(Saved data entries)
== == ==

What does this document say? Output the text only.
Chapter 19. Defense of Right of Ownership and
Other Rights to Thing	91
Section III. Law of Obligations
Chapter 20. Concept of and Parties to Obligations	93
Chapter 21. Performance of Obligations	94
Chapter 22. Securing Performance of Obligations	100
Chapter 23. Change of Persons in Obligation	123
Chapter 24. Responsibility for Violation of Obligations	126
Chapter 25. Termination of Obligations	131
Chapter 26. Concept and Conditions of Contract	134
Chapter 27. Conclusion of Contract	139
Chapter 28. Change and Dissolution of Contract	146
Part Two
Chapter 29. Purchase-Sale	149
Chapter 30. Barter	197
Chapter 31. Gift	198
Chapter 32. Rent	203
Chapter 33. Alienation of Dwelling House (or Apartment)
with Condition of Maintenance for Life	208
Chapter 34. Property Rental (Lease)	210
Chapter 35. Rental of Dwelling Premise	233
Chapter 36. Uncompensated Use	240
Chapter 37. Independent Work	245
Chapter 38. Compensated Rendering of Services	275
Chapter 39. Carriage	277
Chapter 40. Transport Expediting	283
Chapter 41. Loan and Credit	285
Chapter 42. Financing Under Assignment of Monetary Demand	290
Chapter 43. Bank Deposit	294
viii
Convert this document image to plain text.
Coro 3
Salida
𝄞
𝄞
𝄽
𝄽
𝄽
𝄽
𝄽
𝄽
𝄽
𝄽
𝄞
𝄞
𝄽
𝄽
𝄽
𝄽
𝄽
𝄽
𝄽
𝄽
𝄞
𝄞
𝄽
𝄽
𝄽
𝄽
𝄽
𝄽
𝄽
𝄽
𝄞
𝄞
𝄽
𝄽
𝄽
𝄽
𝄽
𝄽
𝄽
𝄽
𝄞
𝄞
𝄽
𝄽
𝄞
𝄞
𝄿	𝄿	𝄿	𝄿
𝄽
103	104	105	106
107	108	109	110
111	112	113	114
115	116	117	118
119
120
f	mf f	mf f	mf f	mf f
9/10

== == ==

Objective - Using the records above, select and copy every line that has the word "Concept".

The answer -
Chapter 20. Concept of and Parties to Obligations	93
Chapter 26. Concept and Conditions of Contract	134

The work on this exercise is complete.